Write the data out again exactly, with no pictures.

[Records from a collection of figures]
- - -

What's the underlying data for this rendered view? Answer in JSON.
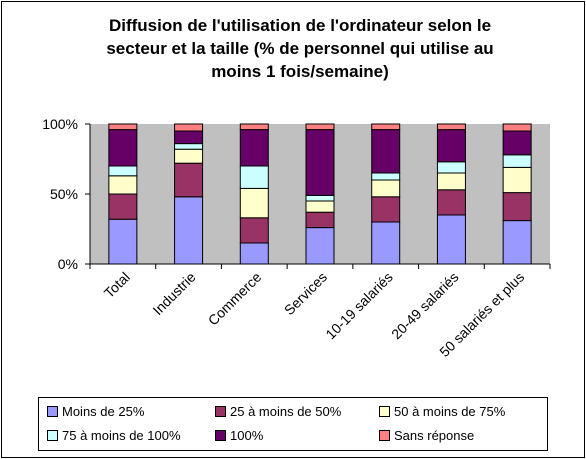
{
  "chart_data": {
    "type": "bar",
    "stacked": true,
    "title": "Diffusion de l'utilisation de l'ordinateur selon le\nsecteur et la taille (% de personnel qui utilise au\nmoins 1 fois/semaine)",
    "categories": [
      "Total",
      "Industrie",
      "Commerce",
      "Services",
      "10-19 salariés",
      "20-49 salariés",
      "50 salariés et plus"
    ],
    "y_ticks": [
      "0%",
      "50%",
      "100%"
    ],
    "ylim": [
      0,
      100
    ],
    "grid": false,
    "legend_position": "bottom",
    "plot_background": "#c0c0c0",
    "series": [
      {
        "name": "Moins de 25%",
        "color": "#9999ff",
        "values": [
          32,
          48,
          15,
          26,
          30,
          35,
          31
        ]
      },
      {
        "name": "25 à moins de 50%",
        "color": "#993366",
        "values": [
          18,
          24,
          18,
          11,
          18,
          18,
          20
        ]
      },
      {
        "name": "50 à moins de 75%",
        "color": "#ffffcc",
        "values": [
          13,
          10,
          21,
          8,
          12,
          12,
          18
        ]
      },
      {
        "name": "75 à moins de 100%",
        "color": "#ccffff",
        "values": [
          7,
          4,
          16,
          4,
          5,
          8,
          9
        ]
      },
      {
        "name": "100%",
        "color": "#660066",
        "values": [
          26,
          9,
          26,
          47,
          31,
          23,
          17
        ]
      },
      {
        "name": "Sans réponse",
        "color": "#ff8080",
        "values": [
          4,
          5,
          4,
          4,
          4,
          4,
          5
        ]
      }
    ]
  }
}
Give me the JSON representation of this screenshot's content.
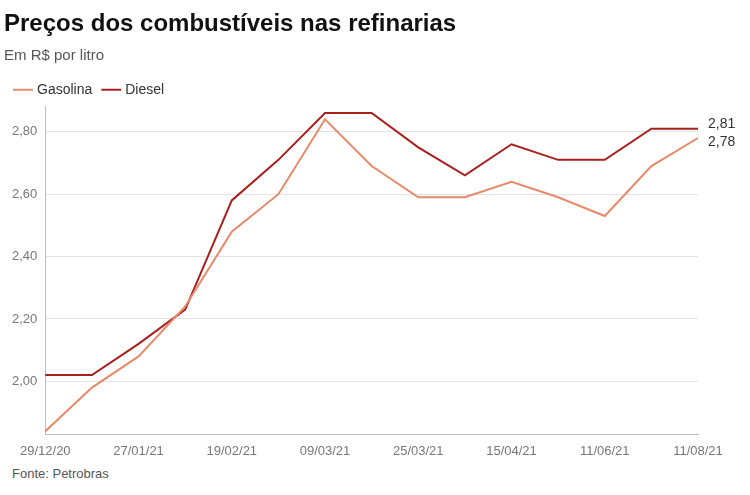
{
  "chart_data": {
    "type": "line",
    "title": "Preços dos combustíveis nas refinarias",
    "subtitle": "Em R$ por litro",
    "source": "Fonte: Petrobras",
    "categories": [
      "29/12/20",
      null,
      "27/01/21",
      null,
      "19/02/21",
      null,
      "09/03/21",
      null,
      "25/03/21",
      null,
      "15/04/21",
      null,
      "11/06/21",
      null,
      "11/08/21"
    ],
    "series": [
      {
        "name": "Gasolina",
        "color": "#e8896a",
        "values": [
          1.84,
          1.98,
          2.08,
          2.24,
          2.48,
          2.6,
          2.84,
          2.69,
          2.59,
          2.59,
          2.64,
          2.59,
          2.53,
          2.69,
          2.78
        ]
      },
      {
        "name": "Diesel",
        "color": "#a91f1c",
        "values": [
          2.02,
          2.02,
          2.12,
          2.23,
          2.58,
          2.71,
          2.86,
          2.86,
          2.75,
          2.66,
          2.76,
          2.71,
          2.71,
          2.81,
          2.81
        ]
      }
    ],
    "annotations": [
      {
        "text": "2,81",
        "x": "11/08/21",
        "y": 2.81
      },
      {
        "text": "2,78",
        "x": "11/08/21",
        "y": 2.78
      }
    ],
    "ylim": [
      1.83,
      2.88
    ],
    "yticks": [
      {
        "value": 2.0,
        "label": "2,00"
      },
      {
        "value": 2.2,
        "label": "2,20"
      },
      {
        "value": 2.4,
        "label": "2,40"
      },
      {
        "value": 2.6,
        "label": "2,60"
      },
      {
        "value": 2.8,
        "label": "2,80"
      }
    ],
    "grid": true,
    "legend": "top-left"
  }
}
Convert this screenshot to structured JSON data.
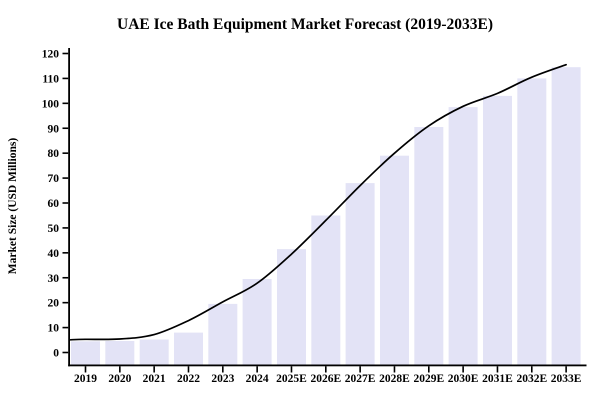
{
  "chart_data": {
    "type": "bar",
    "title": "UAE Ice Bath Equipment Market Forecast (2019-2033E)",
    "xlabel": "",
    "ylabel": "Market Size (USD Millions)",
    "ylim": [
      0,
      120
    ],
    "y_ticks": [
      0,
      10,
      20,
      30,
      40,
      50,
      60,
      70,
      80,
      90,
      100,
      110,
      120
    ],
    "grid": false,
    "legend": "none",
    "categories": [
      "2019",
      "2020",
      "2021",
      "2022",
      "2023",
      "2024",
      "2025E",
      "2026E",
      "2027E",
      "2028E",
      "2029E",
      "2030E",
      "2031E",
      "2032E",
      "2033E"
    ],
    "series": [
      {
        "name": "Market Size (USD Millions)",
        "type": "bar",
        "color": "#E3E3F6",
        "values": [
          4.5,
          4.6,
          5.2,
          8.0,
          19.5,
          29.5,
          41.5,
          55.0,
          68.0,
          79.0,
          90.5,
          98.5,
          103.0,
          110.0,
          114.5
        ]
      },
      {
        "name": "Smoothed trend line",
        "type": "line",
        "color": "#000000",
        "values": [
          5.3,
          5.4,
          7.2,
          12.8,
          20.3,
          27.8,
          39.5,
          53.0,
          67.0,
          80.0,
          91.0,
          98.8,
          104.0,
          110.5,
          115.5
        ]
      }
    ]
  },
  "colors": {
    "background": "#FFFFFF",
    "axis": "#000000",
    "text": "#000000",
    "bar_fill": "#E3E3F6",
    "trend_line": "#000000"
  }
}
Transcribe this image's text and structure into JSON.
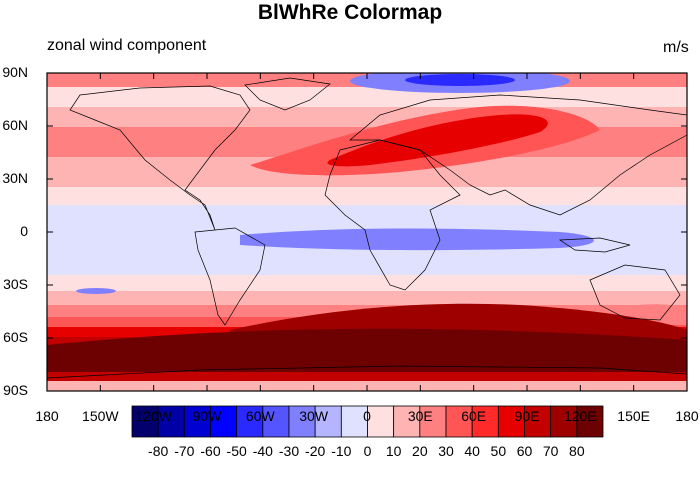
{
  "title": "BlWhRe Colormap",
  "left_string": "zonal wind component",
  "right_string": "m/s",
  "chart_data": {
    "type": "heatmap",
    "title": "BlWhRe Colormap",
    "variable": "zonal wind component",
    "units": "m/s",
    "projection": "cylindrical equidistant",
    "x_ticks": [
      "180",
      "150W",
      "120W",
      "90W",
      "60W",
      "30W",
      "0",
      "30E",
      "60E",
      "90E",
      "120E",
      "150E",
      "180"
    ],
    "y_ticks": [
      "90N",
      "60N",
      "30N",
      "0",
      "30S",
      "60S",
      "90S"
    ],
    "xlim": [
      -180,
      180
    ],
    "ylim": [
      -90,
      90
    ],
    "colorbar": {
      "labels": [
        "-80",
        "-70",
        "-60",
        "-50",
        "-40",
        "-30",
        "-20",
        "-10",
        "0",
        "10",
        "20",
        "30",
        "40",
        "50",
        "60",
        "70",
        "80"
      ],
      "colors": [
        "#03006d",
        "#0000a6",
        "#0000d2",
        "#0000ff",
        "#2a2aff",
        "#5555ff",
        "#8080ff",
        "#b4b4ff",
        "#e0e0ff",
        "#ffe0e0",
        "#ffb4b4",
        "#ff8080",
        "#ff5555",
        "#ff2a2a",
        "#e60000",
        "#c30000",
        "#9e0000",
        "#6d0000"
      ],
      "orientation": "horizontal"
    },
    "zonal_profile": [
      {
        "lat": -88,
        "value": 75
      },
      {
        "lat": -75,
        "value": 78
      },
      {
        "lat": -62,
        "value": 65
      },
      {
        "lat": -52,
        "value": 45
      },
      {
        "lat": -40,
        "value": 18
      },
      {
        "lat": -30,
        "value": 5
      },
      {
        "lat": -15,
        "value": -5
      },
      {
        "lat": 0,
        "value": -12
      },
      {
        "lat": 15,
        "value": -3
      },
      {
        "lat": 30,
        "value": 20
      },
      {
        "lat": 45,
        "value": 30
      },
      {
        "lat": 60,
        "value": 15
      },
      {
        "lat": 75,
        "value": 2
      },
      {
        "lat": 88,
        "value": -30
      }
    ]
  }
}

- - -

> _Solution to this problem_
What's the underlying data for this rendered view? Answer in JSON.
{
  "chart_data": {
    "type": "bar",
    "stacked": true,
    "title": "Diffusion de l'utilisation de l'ordinateur selon le\nsecteur et la taille (% de personnel qui utilise au\nmoins 1 fois/semaine)",
    "categories": [
      "Total",
      "Industrie",
      "Commerce",
      "Services",
      "10-19 salariés",
      "20-49 salariés",
      "50 salariés et plus"
    ],
    "y_ticks": [
      "0%",
      "50%",
      "100%"
    ],
    "ylim": [
      0,
      100
    ],
    "grid": false,
    "legend_position": "bottom",
    "plot_background": "#c0c0c0",
    "series": [
      {
        "name": "Moins de 25%",
        "color": "#9999ff",
        "values": [
          32,
          48,
          15,
          26,
          30,
          35,
          31
        ]
      },
      {
        "name": "25 à moins de 50%",
        "color": "#993366",
        "values": [
          18,
          24,
          18,
          11,
          18,
          18,
          20
        ]
      },
      {
        "name": "50 à moins de 75%",
        "color": "#ffffcc",
        "values": [
          13,
          10,
          21,
          8,
          12,
          12,
          18
        ]
      },
      {
        "name": "75 à moins de 100%",
        "color": "#ccffff",
        "values": [
          7,
          4,
          16,
          4,
          5,
          8,
          9
        ]
      },
      {
        "name": "100%",
        "color": "#660066",
        "values": [
          26,
          9,
          26,
          47,
          31,
          23,
          17
        ]
      },
      {
        "name": "Sans réponse",
        "color": "#ff8080",
        "values": [
          4,
          5,
          4,
          4,
          4,
          4,
          5
        ]
      }
    ]
  }
}
Give me the JSON representation of this screenshot's content.
{
  "chart_data": {
    "type": "line",
    "title": "Preços dos combustíveis nas refinarias",
    "subtitle": "Em R$ por litro",
    "source": "Fonte: Petrobras",
    "categories": [
      "29/12/20",
      null,
      "27/01/21",
      null,
      "19/02/21",
      null,
      "09/03/21",
      null,
      "25/03/21",
      null,
      "15/04/21",
      null,
      "11/06/21",
      null,
      "11/08/21"
    ],
    "series": [
      {
        "name": "Gasolina",
        "color": "#e8896a",
        "values": [
          1.84,
          1.98,
          2.08,
          2.24,
          2.48,
          2.6,
          2.84,
          2.69,
          2.59,
          2.59,
          2.64,
          2.59,
          2.53,
          2.69,
          2.78
        ]
      },
      {
        "name": "Diesel",
        "color": "#a91f1c",
        "values": [
          2.02,
          2.02,
          2.12,
          2.23,
          2.58,
          2.71,
          2.86,
          2.86,
          2.75,
          2.66,
          2.76,
          2.71,
          2.71,
          2.81,
          2.81
        ]
      }
    ],
    "annotations": [
      {
        "text": "2,81",
        "x": "11/08/21",
        "y": 2.81
      },
      {
        "text": "2,78",
        "x": "11/08/21",
        "y": 2.78
      }
    ],
    "ylim": [
      1.83,
      2.88
    ],
    "yticks": [
      {
        "value": 2.0,
        "label": "2,00"
      },
      {
        "value": 2.2,
        "label": "2,20"
      },
      {
        "value": 2.4,
        "label": "2,40"
      },
      {
        "value": 2.6,
        "label": "2,60"
      },
      {
        "value": 2.8,
        "label": "2,80"
      }
    ],
    "grid": true,
    "legend": "top-left"
  }
}
Convert this screenshot to structured JSON data.
{
  "chart_data": {
    "type": "bar",
    "title": "UAE Ice Bath Equipment Market Forecast (2019-2033E)",
    "xlabel": "",
    "ylabel": "Market Size (USD Millions)",
    "ylim": [
      0,
      120
    ],
    "y_ticks": [
      0,
      10,
      20,
      30,
      40,
      50,
      60,
      70,
      80,
      90,
      100,
      110,
      120
    ],
    "grid": false,
    "legend": "none",
    "categories": [
      "2019",
      "2020",
      "2021",
      "2022",
      "2023",
      "2024",
      "2025E",
      "2026E",
      "2027E",
      "2028E",
      "2029E",
      "2030E",
      "2031E",
      "2032E",
      "2033E"
    ],
    "series": [
      {
        "name": "Market Size (USD Millions)",
        "type": "bar",
        "color": "#E3E3F6",
        "values": [
          4.5,
          4.6,
          5.2,
          8.0,
          19.5,
          29.5,
          41.5,
          55.0,
          68.0,
          79.0,
          90.5,
          98.5,
          103.0,
          110.0,
          114.5
        ]
      },
      {
        "name": "Smoothed trend line",
        "type": "line",
        "color": "#000000",
        "values": [
          5.3,
          5.4,
          7.2,
          12.8,
          20.3,
          27.8,
          39.5,
          53.0,
          67.0,
          80.0,
          91.0,
          98.8,
          104.0,
          110.5,
          115.5
        ]
      }
    ]
  },
  "colors": {
    "background": "#FFFFFF",
    "axis": "#000000",
    "text": "#000000",
    "bar_fill": "#E3E3F6",
    "trend_line": "#000000"
  }
}
Transcribe this image's text and structure into JSON.
{
  "title": "BlWhRe Colormap",
  "left_string": "zonal wind component",
  "right_string": "m/s",
  "chart_data": {
    "type": "heatmap",
    "title": "BlWhRe Colormap",
    "variable": "zonal wind component",
    "units": "m/s",
    "projection": "cylindrical equidistant",
    "x_ticks": [
      "180",
      "150W",
      "120W",
      "90W",
      "60W",
      "30W",
      "0",
      "30E",
      "60E",
      "90E",
      "120E",
      "150E",
      "180"
    ],
    "y_ticks": [
      "90N",
      "60N",
      "30N",
      "0",
      "30S",
      "60S",
      "90S"
    ],
    "xlim": [
      -180,
      180
    ],
    "ylim": [
      -90,
      90
    ],
    "colorbar": {
      "labels": [
        "-80",
        "-70",
        "-60",
        "-50",
        "-40",
        "-30",
        "-20",
        "-10",
        "0",
        "10",
        "20",
        "30",
        "40",
        "50",
        "60",
        "70",
        "80"
      ],
      "colors": [
        "#03006d",
        "#0000a6",
        "#0000d2",
        "#0000ff",
        "#2a2aff",
        "#5555ff",
        "#8080ff",
        "#b4b4ff",
        "#e0e0ff",
        "#ffe0e0",
        "#ffb4b4",
        "#ff8080",
        "#ff5555",
        "#ff2a2a",
        "#e60000",
        "#c30000",
        "#9e0000",
        "#6d0000"
      ],
      "orientation": "horizontal"
    },
    "zonal_profile": [
      {
        "lat": -88,
        "value": 75
      },
      {
        "lat": -75,
        "value": 78
      },
      {
        "lat": -62,
        "value": 65
      },
      {
        "lat": -52,
        "value": 45
      },
      {
        "lat": -40,
        "value": 18
      },
      {
        "lat": -30,
        "value": 5
      },
      {
        "lat": -15,
        "value": -5
      },
      {
        "lat": 0,
        "value": -12
      },
      {
        "lat": 15,
        "value": -3
      },
      {
        "lat": 30,
        "value": 20
      },
      {
        "lat": 45,
        "value": 30
      },
      {
        "lat": 60,
        "value": 15
      },
      {
        "lat": 75,
        "value": 2
      },
      {
        "lat": 88,
        "value": -30
      }
    ]
  }
}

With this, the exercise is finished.